(begin)

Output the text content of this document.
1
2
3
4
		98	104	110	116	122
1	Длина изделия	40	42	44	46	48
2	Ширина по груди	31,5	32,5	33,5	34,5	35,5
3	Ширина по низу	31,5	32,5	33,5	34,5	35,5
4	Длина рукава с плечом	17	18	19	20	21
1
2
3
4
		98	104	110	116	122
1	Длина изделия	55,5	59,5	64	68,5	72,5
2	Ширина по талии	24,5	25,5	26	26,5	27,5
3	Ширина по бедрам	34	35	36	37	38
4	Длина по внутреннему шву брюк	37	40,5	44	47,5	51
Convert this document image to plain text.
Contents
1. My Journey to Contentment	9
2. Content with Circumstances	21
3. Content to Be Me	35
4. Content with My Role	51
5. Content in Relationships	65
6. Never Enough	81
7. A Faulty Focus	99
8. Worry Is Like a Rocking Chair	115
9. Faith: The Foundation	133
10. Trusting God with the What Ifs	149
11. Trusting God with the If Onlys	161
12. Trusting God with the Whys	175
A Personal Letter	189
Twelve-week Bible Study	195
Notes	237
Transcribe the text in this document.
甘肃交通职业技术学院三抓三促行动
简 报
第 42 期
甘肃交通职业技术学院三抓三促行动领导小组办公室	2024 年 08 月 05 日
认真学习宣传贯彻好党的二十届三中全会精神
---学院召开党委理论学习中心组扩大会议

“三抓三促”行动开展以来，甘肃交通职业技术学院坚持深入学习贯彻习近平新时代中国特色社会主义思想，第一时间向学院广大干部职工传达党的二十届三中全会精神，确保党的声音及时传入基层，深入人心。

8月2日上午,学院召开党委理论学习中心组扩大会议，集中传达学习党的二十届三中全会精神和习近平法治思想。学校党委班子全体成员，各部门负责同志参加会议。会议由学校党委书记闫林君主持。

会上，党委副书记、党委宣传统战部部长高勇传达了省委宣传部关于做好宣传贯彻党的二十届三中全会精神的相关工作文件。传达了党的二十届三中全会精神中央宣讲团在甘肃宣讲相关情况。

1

(end)

**WHAT YOU ARE ASKED TO DO**
Copy out all lines above that include the string "Trusting".

**WRITTEN RESPONSE**
10. Trusting God with the What Ifs	149
11. Trusting God with the If Onlys	161
12. Trusting God with the Whys	175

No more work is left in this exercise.